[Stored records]

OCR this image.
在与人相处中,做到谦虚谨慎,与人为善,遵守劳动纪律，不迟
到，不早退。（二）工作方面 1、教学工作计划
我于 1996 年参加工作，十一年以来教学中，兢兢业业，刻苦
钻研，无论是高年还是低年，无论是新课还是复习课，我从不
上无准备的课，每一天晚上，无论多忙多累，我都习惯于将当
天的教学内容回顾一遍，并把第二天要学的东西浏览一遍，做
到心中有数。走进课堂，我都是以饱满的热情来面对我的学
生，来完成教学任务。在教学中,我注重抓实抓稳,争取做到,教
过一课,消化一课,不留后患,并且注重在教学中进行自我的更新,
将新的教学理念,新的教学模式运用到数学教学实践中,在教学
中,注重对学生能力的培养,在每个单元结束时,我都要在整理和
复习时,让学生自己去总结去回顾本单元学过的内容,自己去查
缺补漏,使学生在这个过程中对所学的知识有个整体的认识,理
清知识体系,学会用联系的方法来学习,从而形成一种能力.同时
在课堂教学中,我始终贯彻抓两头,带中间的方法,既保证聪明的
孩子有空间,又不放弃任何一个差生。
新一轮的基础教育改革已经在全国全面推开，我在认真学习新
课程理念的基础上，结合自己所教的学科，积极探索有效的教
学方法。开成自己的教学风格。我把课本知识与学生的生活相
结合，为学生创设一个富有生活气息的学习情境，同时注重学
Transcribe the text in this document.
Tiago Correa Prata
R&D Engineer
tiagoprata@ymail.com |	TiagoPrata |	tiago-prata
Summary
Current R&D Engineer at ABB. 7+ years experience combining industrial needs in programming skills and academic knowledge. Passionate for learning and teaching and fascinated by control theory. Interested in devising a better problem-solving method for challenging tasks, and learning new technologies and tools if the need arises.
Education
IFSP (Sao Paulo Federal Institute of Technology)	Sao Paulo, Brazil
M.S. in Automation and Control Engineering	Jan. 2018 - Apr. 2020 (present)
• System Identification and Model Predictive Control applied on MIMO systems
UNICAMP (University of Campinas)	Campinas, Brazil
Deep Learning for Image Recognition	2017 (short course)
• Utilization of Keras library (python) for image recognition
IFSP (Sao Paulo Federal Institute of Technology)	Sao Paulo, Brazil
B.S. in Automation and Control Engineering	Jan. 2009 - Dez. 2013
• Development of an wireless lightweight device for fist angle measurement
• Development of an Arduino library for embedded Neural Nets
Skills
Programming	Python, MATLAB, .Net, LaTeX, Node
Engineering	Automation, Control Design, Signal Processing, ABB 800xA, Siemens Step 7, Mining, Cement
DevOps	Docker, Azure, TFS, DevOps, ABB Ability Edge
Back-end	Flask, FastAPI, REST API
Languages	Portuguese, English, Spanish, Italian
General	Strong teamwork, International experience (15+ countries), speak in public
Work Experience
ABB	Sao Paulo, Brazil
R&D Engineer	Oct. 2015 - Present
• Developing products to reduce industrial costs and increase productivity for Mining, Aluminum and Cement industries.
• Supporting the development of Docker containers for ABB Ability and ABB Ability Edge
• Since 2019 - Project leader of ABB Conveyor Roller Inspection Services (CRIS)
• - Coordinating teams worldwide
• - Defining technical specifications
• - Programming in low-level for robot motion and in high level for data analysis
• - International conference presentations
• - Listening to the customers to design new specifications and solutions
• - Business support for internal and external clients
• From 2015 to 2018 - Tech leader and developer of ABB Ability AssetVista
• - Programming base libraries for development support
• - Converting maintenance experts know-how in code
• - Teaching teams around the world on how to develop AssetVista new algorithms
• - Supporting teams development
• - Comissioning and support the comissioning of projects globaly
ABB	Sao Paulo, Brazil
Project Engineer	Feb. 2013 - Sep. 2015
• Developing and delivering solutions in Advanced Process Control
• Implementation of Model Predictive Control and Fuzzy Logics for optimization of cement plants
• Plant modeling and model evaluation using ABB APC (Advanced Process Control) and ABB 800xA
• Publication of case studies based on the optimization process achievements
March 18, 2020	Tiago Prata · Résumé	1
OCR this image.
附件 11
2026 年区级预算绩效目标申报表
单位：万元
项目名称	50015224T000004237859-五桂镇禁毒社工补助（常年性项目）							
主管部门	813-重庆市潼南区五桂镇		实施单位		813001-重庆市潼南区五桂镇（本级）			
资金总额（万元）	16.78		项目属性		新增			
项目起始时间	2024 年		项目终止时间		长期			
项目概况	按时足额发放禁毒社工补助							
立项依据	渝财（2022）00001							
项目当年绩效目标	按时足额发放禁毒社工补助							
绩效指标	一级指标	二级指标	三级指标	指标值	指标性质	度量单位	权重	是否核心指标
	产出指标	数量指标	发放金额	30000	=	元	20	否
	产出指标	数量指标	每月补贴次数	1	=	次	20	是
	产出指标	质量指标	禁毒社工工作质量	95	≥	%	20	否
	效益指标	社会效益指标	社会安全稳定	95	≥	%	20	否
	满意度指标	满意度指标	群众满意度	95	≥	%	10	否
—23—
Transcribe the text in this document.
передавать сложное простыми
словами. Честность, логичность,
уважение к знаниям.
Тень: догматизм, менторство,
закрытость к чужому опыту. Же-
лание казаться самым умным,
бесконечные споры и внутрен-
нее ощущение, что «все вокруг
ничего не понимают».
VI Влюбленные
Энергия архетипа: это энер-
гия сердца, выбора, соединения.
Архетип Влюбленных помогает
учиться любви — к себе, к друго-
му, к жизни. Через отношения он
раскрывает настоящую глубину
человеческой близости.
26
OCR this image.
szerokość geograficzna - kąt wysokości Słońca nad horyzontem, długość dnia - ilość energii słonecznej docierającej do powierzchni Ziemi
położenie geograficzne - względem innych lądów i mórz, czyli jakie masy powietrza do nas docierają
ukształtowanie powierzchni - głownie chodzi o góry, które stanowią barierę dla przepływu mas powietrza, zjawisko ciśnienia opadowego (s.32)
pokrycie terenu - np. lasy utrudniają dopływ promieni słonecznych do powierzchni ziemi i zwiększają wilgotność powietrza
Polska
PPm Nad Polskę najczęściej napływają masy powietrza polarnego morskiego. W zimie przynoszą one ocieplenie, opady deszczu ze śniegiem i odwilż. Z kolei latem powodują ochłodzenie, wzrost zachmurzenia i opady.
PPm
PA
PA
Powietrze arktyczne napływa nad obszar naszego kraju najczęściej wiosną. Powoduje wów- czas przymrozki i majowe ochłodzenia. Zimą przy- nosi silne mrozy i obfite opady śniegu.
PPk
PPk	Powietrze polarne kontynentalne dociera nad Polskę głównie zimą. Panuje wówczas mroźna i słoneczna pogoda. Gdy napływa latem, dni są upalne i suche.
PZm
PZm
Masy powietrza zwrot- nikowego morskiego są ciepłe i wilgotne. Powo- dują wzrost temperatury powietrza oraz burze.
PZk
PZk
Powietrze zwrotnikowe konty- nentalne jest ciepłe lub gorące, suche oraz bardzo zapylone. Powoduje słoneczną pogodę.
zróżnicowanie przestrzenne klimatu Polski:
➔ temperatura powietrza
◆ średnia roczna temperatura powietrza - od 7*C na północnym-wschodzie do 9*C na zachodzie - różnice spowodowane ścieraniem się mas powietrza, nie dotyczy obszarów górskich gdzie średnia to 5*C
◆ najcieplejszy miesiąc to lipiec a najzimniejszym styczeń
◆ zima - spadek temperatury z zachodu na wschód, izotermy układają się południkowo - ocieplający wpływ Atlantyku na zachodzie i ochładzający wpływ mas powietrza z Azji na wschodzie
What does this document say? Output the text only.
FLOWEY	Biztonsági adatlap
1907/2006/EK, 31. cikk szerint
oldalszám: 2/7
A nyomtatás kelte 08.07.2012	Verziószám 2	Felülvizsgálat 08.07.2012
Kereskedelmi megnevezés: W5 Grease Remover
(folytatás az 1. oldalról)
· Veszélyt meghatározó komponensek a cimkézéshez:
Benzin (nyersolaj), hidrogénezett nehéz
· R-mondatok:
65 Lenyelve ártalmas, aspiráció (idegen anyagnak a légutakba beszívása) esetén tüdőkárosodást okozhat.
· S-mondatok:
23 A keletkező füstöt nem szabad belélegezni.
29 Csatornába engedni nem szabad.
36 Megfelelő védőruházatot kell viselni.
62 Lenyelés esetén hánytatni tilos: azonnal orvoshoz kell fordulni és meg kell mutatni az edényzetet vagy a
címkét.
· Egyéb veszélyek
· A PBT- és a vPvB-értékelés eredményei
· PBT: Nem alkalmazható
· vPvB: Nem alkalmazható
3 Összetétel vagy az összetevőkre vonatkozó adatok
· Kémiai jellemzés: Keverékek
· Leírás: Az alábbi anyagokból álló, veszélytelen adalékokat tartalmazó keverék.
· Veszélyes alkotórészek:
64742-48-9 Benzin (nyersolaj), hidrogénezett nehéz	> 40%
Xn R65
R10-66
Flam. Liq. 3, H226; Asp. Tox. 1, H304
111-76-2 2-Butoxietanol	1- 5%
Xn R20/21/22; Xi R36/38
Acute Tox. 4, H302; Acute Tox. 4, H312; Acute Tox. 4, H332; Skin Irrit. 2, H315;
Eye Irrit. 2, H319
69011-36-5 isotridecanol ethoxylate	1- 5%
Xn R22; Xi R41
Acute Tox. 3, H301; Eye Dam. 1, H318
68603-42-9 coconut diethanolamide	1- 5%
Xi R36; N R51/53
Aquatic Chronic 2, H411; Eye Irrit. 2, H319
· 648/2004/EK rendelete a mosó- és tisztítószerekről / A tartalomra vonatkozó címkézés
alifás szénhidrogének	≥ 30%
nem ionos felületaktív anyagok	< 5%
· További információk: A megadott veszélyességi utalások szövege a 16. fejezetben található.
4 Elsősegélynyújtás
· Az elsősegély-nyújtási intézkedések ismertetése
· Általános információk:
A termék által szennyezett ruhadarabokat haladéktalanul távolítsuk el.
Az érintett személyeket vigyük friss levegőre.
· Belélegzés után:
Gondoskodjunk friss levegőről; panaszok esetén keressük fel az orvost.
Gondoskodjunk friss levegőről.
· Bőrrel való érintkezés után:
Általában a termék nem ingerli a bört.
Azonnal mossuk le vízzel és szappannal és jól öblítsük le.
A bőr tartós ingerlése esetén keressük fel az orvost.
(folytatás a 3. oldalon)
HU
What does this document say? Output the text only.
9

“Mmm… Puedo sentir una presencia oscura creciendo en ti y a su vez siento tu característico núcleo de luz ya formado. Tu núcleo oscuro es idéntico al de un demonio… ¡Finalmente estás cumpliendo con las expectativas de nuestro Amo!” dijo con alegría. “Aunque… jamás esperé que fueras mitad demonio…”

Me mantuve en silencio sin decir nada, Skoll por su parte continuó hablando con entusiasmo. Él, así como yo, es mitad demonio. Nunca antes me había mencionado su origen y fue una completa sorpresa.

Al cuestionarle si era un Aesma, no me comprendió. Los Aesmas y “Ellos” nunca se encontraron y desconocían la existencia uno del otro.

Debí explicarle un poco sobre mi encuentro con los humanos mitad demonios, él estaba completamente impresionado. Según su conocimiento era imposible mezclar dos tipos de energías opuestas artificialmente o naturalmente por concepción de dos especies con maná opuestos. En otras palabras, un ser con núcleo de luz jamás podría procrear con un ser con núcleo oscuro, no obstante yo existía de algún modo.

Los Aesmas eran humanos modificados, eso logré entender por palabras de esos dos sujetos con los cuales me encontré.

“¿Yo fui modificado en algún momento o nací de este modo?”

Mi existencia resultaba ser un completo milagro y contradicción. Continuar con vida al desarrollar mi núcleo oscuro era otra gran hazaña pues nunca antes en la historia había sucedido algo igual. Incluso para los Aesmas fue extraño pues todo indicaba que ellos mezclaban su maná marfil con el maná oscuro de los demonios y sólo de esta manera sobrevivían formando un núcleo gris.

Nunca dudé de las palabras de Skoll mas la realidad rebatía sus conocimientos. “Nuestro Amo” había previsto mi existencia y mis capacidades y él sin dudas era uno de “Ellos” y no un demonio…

### Work to be completed
Across the entries, how many lines hold the word "leader"? Say only the number.

### Written answer
2